Give back the records below exactly, every one, with no pictures.

================================

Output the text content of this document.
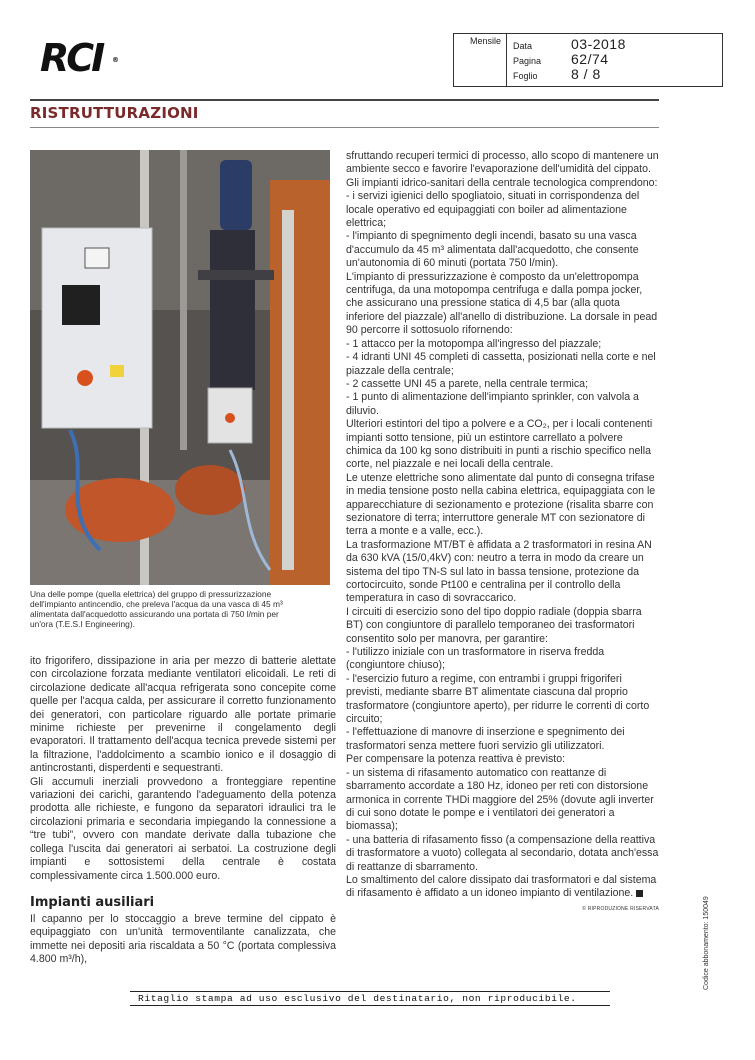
RCI ®
Mensile	Data	03-2018
Pagina	62/74
Foglio	8 / 8
RISTRUTTURAZIONI

Una delle pompe (quella elettrica) del gruppo di pressurizzazione

dell'impianto antincendio, che preleva l'acqua da una vasca di 45 m³

alimentata dall'acquedotto assicurando una portata di 750 l/min per

un'ora (T.E.S.I Engineering).

ito frigorifero, dissipazione in aria per mezzo di batterie alettate con circolazione forzata mediante ventilatori elicoidali. Le reti di circolazione dedicate all'acqua refrigerata sono concepite come quelle per l'acqua calda, per assicurare il corretto funzionamento dei generatori, con particolare riguardo alle portate primarie minime richieste per prevenirne il congelamento degli evaporatori. Il trattamento dell'acqua tecnica prevede sistemi per la filtrazione, l'addolcimento a scambio ionico e il dosaggio di antincrostanti, disperdenti e sequestranti.

Gli accumuli inerziali provvedono a fronteggiare repentine variazioni dei carichi, garantendo l'adeguamento della potenza prodotta alle richieste, e fungono da separatori idraulici tra le circolazioni primaria e secondaria impiegando la connessione a “tre tubi”, ovvero con mandate derivate dalla tubazione che collega l'uscita dai generatori ai serbatoi. La costruzione degli impianti e sottosistemi della centrale è costata complessivamente circa 1.500.000 euro.

Impianti ausiliari

Il capanno per lo stoccaggio a breve termine del cippato è equipaggiato con un'unità termoventilante canalizzata, che immette nei depositi aria riscaldata a 50 °C (portata complessiva 4.800 m³/h),

sfruttando recuperi termici di processo, allo scopo di mantenere un ambiente secco e favorire l'evaporazione dell'umidità del cippato.

Gli impianti idrico-sanitari della centrale tecnologica comprendono:

- i servizi igienici dello spogliatoio, situati in corrispondenza del locale operativo ed equipaggiati con boiler ad alimentazione elettrica;

- l'impianto di spegnimento degli incendi, basato su una vasca d'accumulo da 45 m³ alimentata dall'acquedotto, che consente un'autonomia di 60 minuti (portata 750 l/min).

L'impianto di pressurizzazione è composto da un'elettropompa centrifuga, da una motopompa centrifuga e dalla pompa jocker, che assicurano una pressione statica di 4,5 bar (alla quota inferiore del piazzale) all'anello di distribuzione. La dorsale in pead 90 percorre il sottosuolo rifornendo:

- 1 attacco per la motopompa all'ingresso del piazzale;

- 4 idranti UNI 45 completi di cassetta, posizionati nella corte e nel piazzale della centrale;

- 2 cassette UNI 45 a parete, nella centrale termica;

- 1 punto di alimentazione dell'impianto sprinkler, con valvola a diluvio.

Ulteriori estintori del tipo a polvere e a CO₂, per i locali contenenti impianti sotto tensione, più un estintore carrellato a polvere chimica da 100 kg sono distribuiti in punti a rischio specifico nella corte, nel piazzale e nei locali della centrale.

Le utenze elettriche sono alimentate dal punto di consegna trifase in media tensione posto nella cabina elettrica, equipaggiata con le apparecchiature di sezionamento e protezione (risalita sbarre con sezionatore di terra; interruttore generale MT con sezionatore di terra a monte e a valle, ecc.).

La trasformazione MT/BT è affidata a 2 trasformatori in resina AN da 630 kVA (15/0,4kV) con: neutro a terra in modo da creare un sistema del tipo TN-S sul lato in bassa tensione, protezione da cortocircuito, sonde Pt100 e centralina per il controllo della temperatura in caso di sovraccarico.

I circuiti di esercizio sono del tipo doppio radiale (doppia sbarra BT) con congiuntore di parallelo temporaneo dei trasformatori consentito solo per manovra, per garantire:

- l'utilizzo iniziale con un trasformatore in riserva fredda (congiuntore chiuso);

- l'esercizio futuro a regime, con entrambi i gruppi frigoriferi previsti, mediante sbarre BT alimentate ciascuna dal proprio trasformatore (congiuntore aperto), per ridurre le correnti di corto circuito;

- l'effettuazione di manovre di inserzione e spegnimento dei trasformatori senza mettere fuori servizio gli utilizzatori.

Per compensare la potenza reattiva è previsto:

- un sistema di rifasamento automatico con reattanze di sbarramento accordate a 180 Hz, idoneo per reti con distorsione armonica in corrente THDi maggiore del 25% (dovute agli inverter di cui sono dotate le pompe e i ventilatori dei generatori a biomassa);

- una batteria di rifasamento fisso (a compensazione della reattiva di trasformatore a vuoto) collegata al secondario, dotata anch'essa di reattanze di sbarramento.

Lo smaltimento del calore dissipato dai trasformatori e dal sistema di rifasamento è affidato a un idoneo impianto di ventilazione.

© RIPRODUZIONE RISERVATA	Codice abbonamento: 150049
Ritaglio stampa ad uso esclusivo del destinatario, non riproducibile.
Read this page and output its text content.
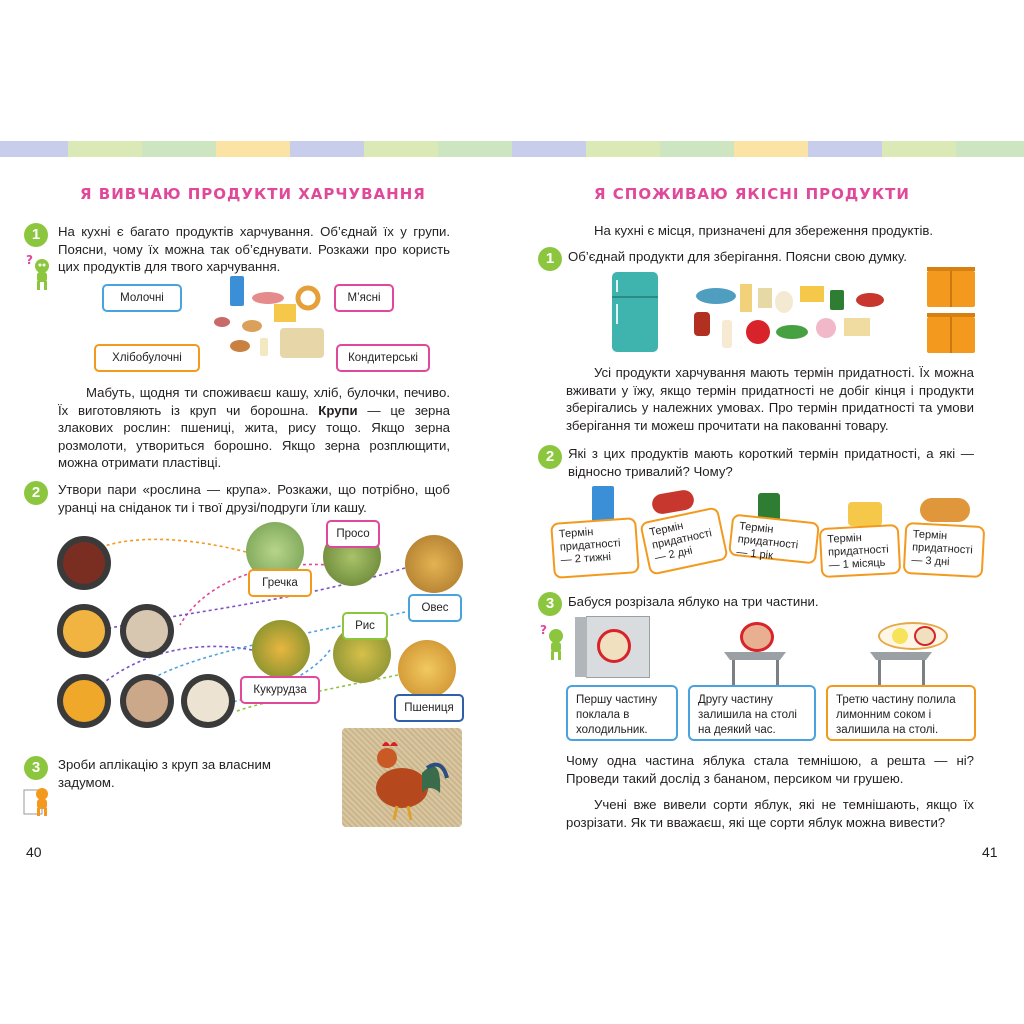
Я ВИВЧАЮ ПРОДУКТИ ХАРЧУВАННЯ
1
?
На кухні є багато продуктів харчування. Об’єднай їх у групи. Поясни, чому їх можна так об’єднувати. Розкажи про користь цих продуктів для твого харчування.
Молочні	М’ясні
Хлібобулочні	Кондитерські
Мабуть, щодня ти споживаєш кашу, хліб, булочки, печиво. Їх виготовляють із круп чи борошна. Крупи — це зерна злакових рослин: пшениці, жита, рису тощо. Якщо зерна розмолоти, утвориться борошно. Якщо зерна розплющити, можна отримати пластівці.
2	Утвори пари «рослина — крупа». Розкажи, що потрібно, щоб уранці на сніданок ти і твої друзі/подруги їли кашу.
Просо
Гречка
Овес
Рис
Кукурудза
Пшениця
3	Зроби аплікацію з круп за власним задумом.
40
Я СПОЖИВАЮ ЯКІСНІ ПРОДУКТИ
На кухні є місця, призначені для збереження продуктів.
1	Об’єднай продукти для зберігання. Поясни свою думку.
Усі продукти харчування мають термін придатності. Їх можна вживати у їжу, якщо термін придатності не добіг кінця і продукти зберігались у належних умовах. Про термін придатності та умови зберігання ти можеш прочитати на пакованні товару.
2	Які з цих продуктів мають короткий термін придатності, а які — відносно тривалий? Чому?
Термін придатності — 2 тижні
Термін придатності — 2 дні
Термін придатності — 1 рік
Термін придатності — 1 місяць
Термін придатності — 3 дні
3
?
Бабуся розрізала яблуко на три частини.
Першу частину поклала в холодильник.
Другу частину залишила на столі на деякий час.
Третю частину полила лимонним соком і залишила на столі.
Чому одна частина яблука стала темнішою, а решта — ні? Проведи такий дослід з бананом, персиком чи грушею.
Учені вже вивели сорти яблук, які не темнішають, якщо їх розрізати. Як ти вважаєш, які ще сорти яблук можна вивести?
41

================================

▶ Answer to the problem:
Output the text content of this document.
RCI ®
Mensile	Data	03-2018
Pagina	62/74
Foglio	8 / 8
RISTRUTTURAZIONI

Una delle pompe (quella elettrica) del gruppo di pressurizzazione

dell'impianto antincendio, che preleva l'acqua da una vasca di 45 m³

alimentata dall'acquedotto assicurando una portata di 750 l/min per

un'ora (T.E.S.I Engineering).

ito frigorifero, dissipazione in aria per mezzo di batterie alettate con circolazione forzata mediante ventilatori elicoidali. Le reti di circolazione dedicate all'acqua refrigerata sono concepite come quelle per l'acqua calda, per assicurare il corretto funzionamento dei generatori, con particolare riguardo alle portate primarie minime richieste per prevenirne il congelamento degli evaporatori. Il trattamento dell'acqua tecnica prevede sistemi per la filtrazione, l'addolcimento a scambio ionico e il dosaggio di antincrostanti, disperdenti e sequestranti.

Gli accumuli inerziali provvedono a fronteggiare repentine variazioni dei carichi, garantendo l'adeguamento della potenza prodotta alle richieste, e fungono da separatori idraulici tra le circolazioni primaria e secondaria impiegando la connessione a “tre tubi”, ovvero con mandate derivate dalla tubazione che collega l'uscita dai generatori ai serbatoi. La costruzione degli impianti e sottosistemi della centrale è costata complessivamente circa 1.500.000 euro.

Impianti ausiliari

Il capanno per lo stoccaggio a breve termine del cippato è equipaggiato con un'unità termoventilante canalizzata, che immette nei depositi aria riscaldata a 50 °C (portata complessiva 4.800 m³/h),

sfruttando recuperi termici di processo, allo scopo di mantenere un ambiente secco e favorire l'evaporazione dell'umidità del cippato.

Gli impianti idrico-sanitari della centrale tecnologica comprendono:

- i servizi igienici dello spogliatoio, situati in corrispondenza del locale operativo ed equipaggiati con boiler ad alimentazione elettrica;

- l'impianto di spegnimento degli incendi, basato su una vasca d'accumulo da 45 m³ alimentata dall'acquedotto, che consente un'autonomia di 60 minuti (portata 750 l/min).

L'impianto di pressurizzazione è composto da un'elettropompa centrifuga, da una motopompa centrifuga e dalla pompa jocker, che assicurano una pressione statica di 4,5 bar (alla quota inferiore del piazzale) all'anello di distribuzione. La dorsale in pead 90 percorre il sottosuolo rifornendo:

- 1 attacco per la motopompa all'ingresso del piazzale;

- 4 idranti UNI 45 completi di cassetta, posizionati nella corte e nel piazzale della centrale;

- 2 cassette UNI 45 a parete, nella centrale termica;

- 1 punto di alimentazione dell'impianto sprinkler, con valvola a diluvio.

Ulteriori estintori del tipo a polvere e a CO₂, per i locali contenenti impianti sotto tensione, più un estintore carrellato a polvere chimica da 100 kg sono distribuiti in punti a rischio specifico nella corte, nel piazzale e nei locali della centrale.

Le utenze elettriche sono alimentate dal punto di consegna trifase in media tensione posto nella cabina elettrica, equipaggiata con le apparecchiature di sezionamento e protezione (risalita sbarre con sezionatore di terra; interruttore generale MT con sezionatore di terra a monte e a valle, ecc.).

La trasformazione MT/BT è affidata a 2 trasformatori in resina AN da 630 kVA (15/0,4kV) con: neutro a terra in modo da creare un sistema del tipo TN-S sul lato in bassa tensione, protezione da cortocircuito, sonde Pt100 e centralina per il controllo della temperatura in caso di sovraccarico.

I circuiti di esercizio sono del tipo doppio radiale (doppia sbarra BT) con congiuntore di parallelo temporaneo dei trasformatori consentito solo per manovra, per garantire:

- l'utilizzo iniziale con un trasformatore in riserva fredda (congiuntore chiuso);

- l'esercizio futuro a regime, con entrambi i gruppi frigoriferi previsti, mediante sbarre BT alimentate ciascuna dal proprio trasformatore (congiuntore aperto), per ridurre le correnti di corto circuito;

- l'effettuazione di manovre di inserzione e spegnimento dei trasformatori senza mettere fuori servizio gli utilizzatori.

Per compensare la potenza reattiva è previsto:

- un sistema di rifasamento automatico con reattanze di sbarramento accordate a 180 Hz, idoneo per reti con distorsione armonica in corrente THDi maggiore del 25% (dovute agli inverter di cui sono dotate le pompe e i ventilatori dei generatori a biomassa);

- una batteria di rifasamento fisso (a compensazione della reattiva di trasformatore a vuoto) collegata al secondario, dotata anch'essa di reattanze di sbarramento.

Lo smaltimento del calore dissipato dai trasformatori e dal sistema di rifasamento è affidato a un idoneo impianto di ventilazione.

© RIPRODUZIONE RISERVATA	Codice abbonamento: 150049
Ritaglio stampa ad uso esclusivo del destinatario, non riproducibile.
Read this page and output its text content.
Я ВИВЧАЮ ПРОДУКТИ ХАРЧУВАННЯ
1
?
На кухні є багато продуктів харчування. Об’єднай їх у групи. Поясни, чому їх можна так об’єднувати. Розкажи про користь цих продуктів для твого харчування.
Молочні	М’ясні
Хлібобулочні	Кондитерські
Мабуть, щодня ти споживаєш кашу, хліб, булочки, печиво. Їх виготовляють із круп чи борошна. Крупи — це зерна злакових рослин: пшениці, жита, рису тощо. Якщо зерна розмолоти, утвориться борошно. Якщо зерна розплющити, можна отримати пластівці.
2	Утвори пари «рослина — крупа». Розкажи, що потрібно, щоб уранці на сніданок ти і твої друзі/подруги їли кашу.
Просо
Гречка
Овес
Рис
Кукурудза
Пшениця
3	Зроби аплікацію з круп за власним задумом.
40
Я СПОЖИВАЮ ЯКІСНІ ПРОДУКТИ
На кухні є місця, призначені для збереження продуктів.
1	Об’єднай продукти для зберігання. Поясни свою думку.
Усі продукти харчування мають термін придатності. Їх можна вживати у їжу, якщо термін придатності не добіг кінця і продукти зберігались у належних умовах. Про термін придатності та умови зберігання ти можеш прочитати на пакованні товару.
2	Які з цих продуктів мають короткий термін придатності, а які — відносно тривалий? Чому?
Термін придатності — 2 тижні
Термін придатності — 2 дні
Термін придатності — 1 рік
Термін придатності — 1 місяць
Термін придатності — 3 дні
3
?
Бабуся розрізала яблуко на три частини.
Першу частину поклала в холодильник.
Другу частину залишила на столі на деякий час.
Третю частину полила лимонним соком і залишила на столі.
Чому одна частина яблука стала темнішою, а решта — ні? Проведи такий дослід з бананом, персиком чи грушею.
Учені вже вивели сорти яблук, які не темнішають, якщо їх розрізати. Як ти вважаєш, які ще сорти яблук можна вивести?
41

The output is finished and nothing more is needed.